Directions for this task:
Reproduce the entries word for word, and omit any picture you find in them.

Material supplied:
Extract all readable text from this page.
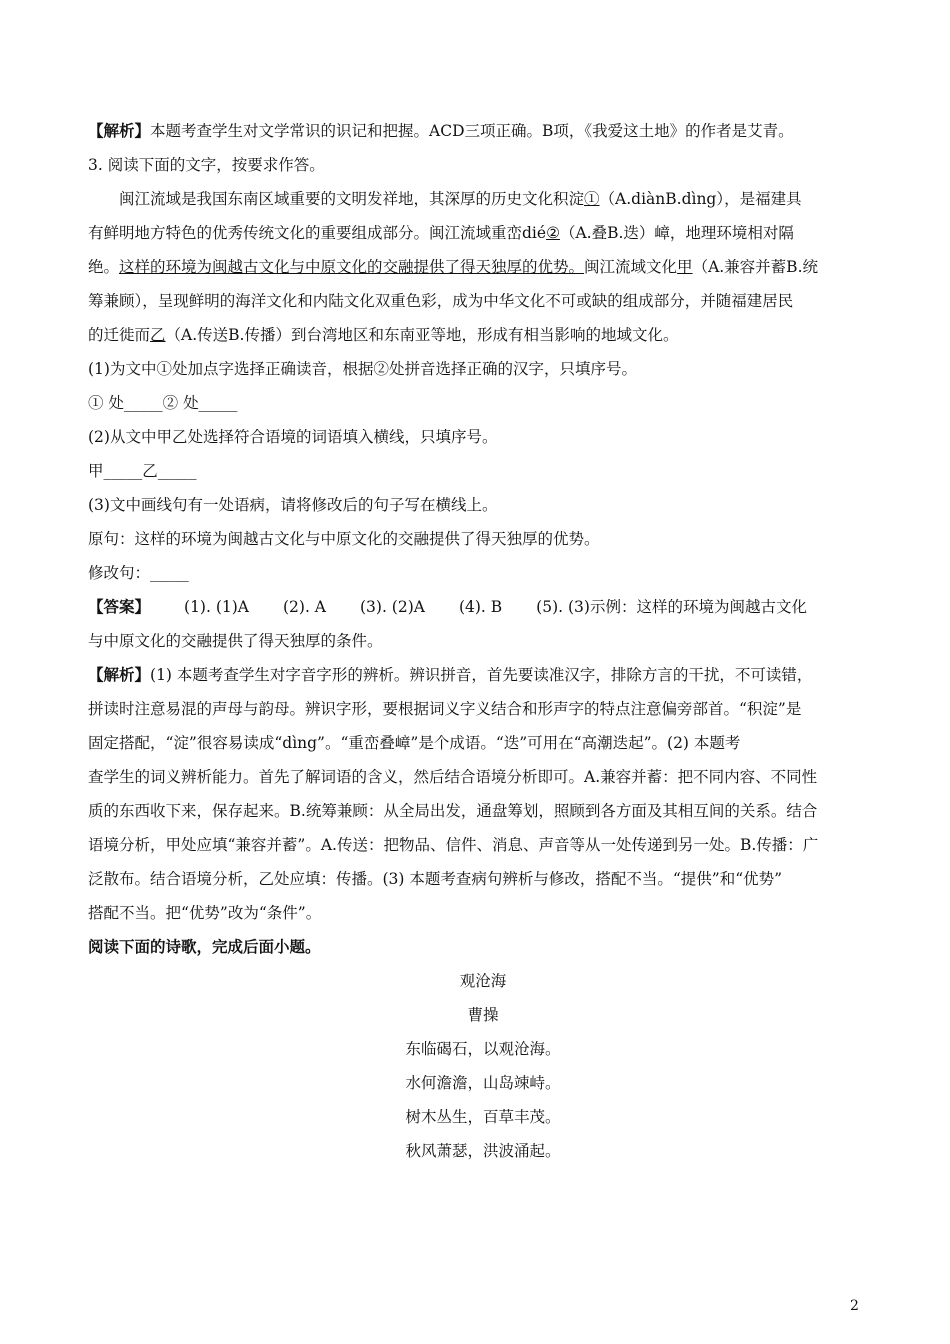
【解析】本题考查学生对文学常识的识记和把握。ACD三项正确。B项，《我爱这土地》的作者是艾青。
3. 阅读下面的文字，按要求作答。
闽江流域是我国东南区域重要的文明发祥地，其深厚的历史文化积淀①（A.diànB.dìng），是福建具
有鲜明地方特色的优秀传统文化的重要组成部分。闽江流域重峦dié②（A.叠B.迭）嶂，地理环境相对隔
绝。这样的环境为闽越古文化与中原文化的交融提供了得天独厚的优势。闽江流域文化甲（A.兼容并蓄B.统
筹兼顾），呈现鲜明的海洋文化和内陆文化双重色彩，成为中华文化不可或缺的组成部分，并随福建居民
的迁徙而乙（A.传送B.传播）到台湾地区和东南亚等地，形成有相当影响的地域文化。
(1)为文中①处加点字选择正确读音，根据②处拼音选择正确的汉字，只填序号。
① 处_____② 处_____
(2)从文中甲乙处选择符合语境的词语填入横线，只填序号。
甲_____乙_____
(3)文中画线句有一处语病，请将修改后的句子写在横线上。
原句：这样的环境为闽越古文化与中原文化的交融提供了得天独厚的优势。
修改句：_____
【答案】 (1). (1)A (2). A (3). (2)A (4). B (5). (3)示例：这样的环境为闽越古文化
与中原文化的交融提供了得天独厚的条件。
【解析】(1) 本题考查学生对字音字形的辨析。辨识拼音，首先要读准汉字，排除方言的干扰，不可读错，
拼读时注意易混的声母与韵母。辨识字形，要根据词义字义结合和形声字的特点注意偏旁部首。“积淀”是
固定搭配，“淀”很容易读成“dìng”。“重峦叠嶂”是个成语。“迭”可用在“高潮迭起”。(2) 本题考
查学生的词义辨析能力。首先了解词语的含义，然后结合语境分析即可。A.兼容并蓄：把不同内容、不同性
质的东西收下来，保存起来。B.统筹兼顾：从全局出发，通盘筹划，照顾到各方面及其相互间的关系。结合
语境分析，甲处应填“兼容并蓄”。A.传送：把物品、信件、消息、声音等从一处传递到另一处。B.传播：广
泛散布。结合语境分析，乙处应填：传播。(3) 本题考查病句辨析与修改，搭配不当。“提供”和“优势”
搭配不当。把“优势”改为“条件”。
阅读下面的诗歌，完成后面小题。
观沧海
曹操
东临碣石，以观沧海。
水何澹澹，山岛竦峙。
树木丛生，百草丰茂。
秋风萧瑟，洪波涌起。
2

Written answer:
Extract all readable text from this page.
【解析】本题考查学生对文学常识的识记和把握。ACD三项正确。B项，《我爱这土地》的作者是艾青。
3. 阅读下面的文字，按要求作答。
闽江流域是我国东南区域重要的文明发祥地，其深厚的历史文化积淀①（A.diànB.dìng），是福建具
有鲜明地方特色的优秀传统文化的重要组成部分。闽江流域重峦dié②（A.叠B.迭）嶂，地理环境相对隔
绝。这样的环境为闽越古文化与中原文化的交融提供了得天独厚的优势。闽江流域文化甲（A.兼容并蓄B.统
筹兼顾），呈现鲜明的海洋文化和内陆文化双重色彩，成为中华文化不可或缺的组成部分，并随福建居民
的迁徙而乙（A.传送B.传播）到台湾地区和东南亚等地，形成有相当影响的地域文化。
(1)为文中①处加点字选择正确读音，根据②处拼音选择正确的汉字，只填序号。
① 处_____② 处_____
(2)从文中甲乙处选择符合语境的词语填入横线，只填序号。
甲_____乙_____
(3)文中画线句有一处语病，请将修改后的句子写在横线上。
原句：这样的环境为闽越古文化与中原文化的交融提供了得天独厚的优势。
修改句：_____
【答案】 (1). (1)A (2). A (3). (2)A (4). B (5). (3)示例：这样的环境为闽越古文化
与中原文化的交融提供了得天独厚的条件。
【解析】(1) 本题考查学生对字音字形的辨析。辨识拼音，首先要读准汉字，排除方言的干扰，不可读错，
拼读时注意易混的声母与韵母。辨识字形，要根据词义字义结合和形声字的特点注意偏旁部首。“积淀”是
固定搭配，“淀”很容易读成“dìng”。“重峦叠嶂”是个成语。“迭”可用在“高潮迭起”。(2) 本题考
查学生的词义辨析能力。首先了解词语的含义，然后结合语境分析即可。A.兼容并蓄：把不同内容、不同性
质的东西收下来，保存起来。B.统筹兼顾：从全局出发，通盘筹划，照顾到各方面及其相互间的关系。结合
语境分析，甲处应填“兼容并蓄”。A.传送：把物品、信件、消息、声音等从一处传递到另一处。B.传播：广
泛散布。结合语境分析，乙处应填：传播。(3) 本题考查病句辨析与修改，搭配不当。“提供”和“优势”
搭配不当。把“优势”改为“条件”。
阅读下面的诗歌，完成后面小题。
观沧海
曹操
东临碣石，以观沧海。
水何澹澹，山岛竦峙。
树木丛生，百草丰茂。
秋风萧瑟，洪波涌起。
2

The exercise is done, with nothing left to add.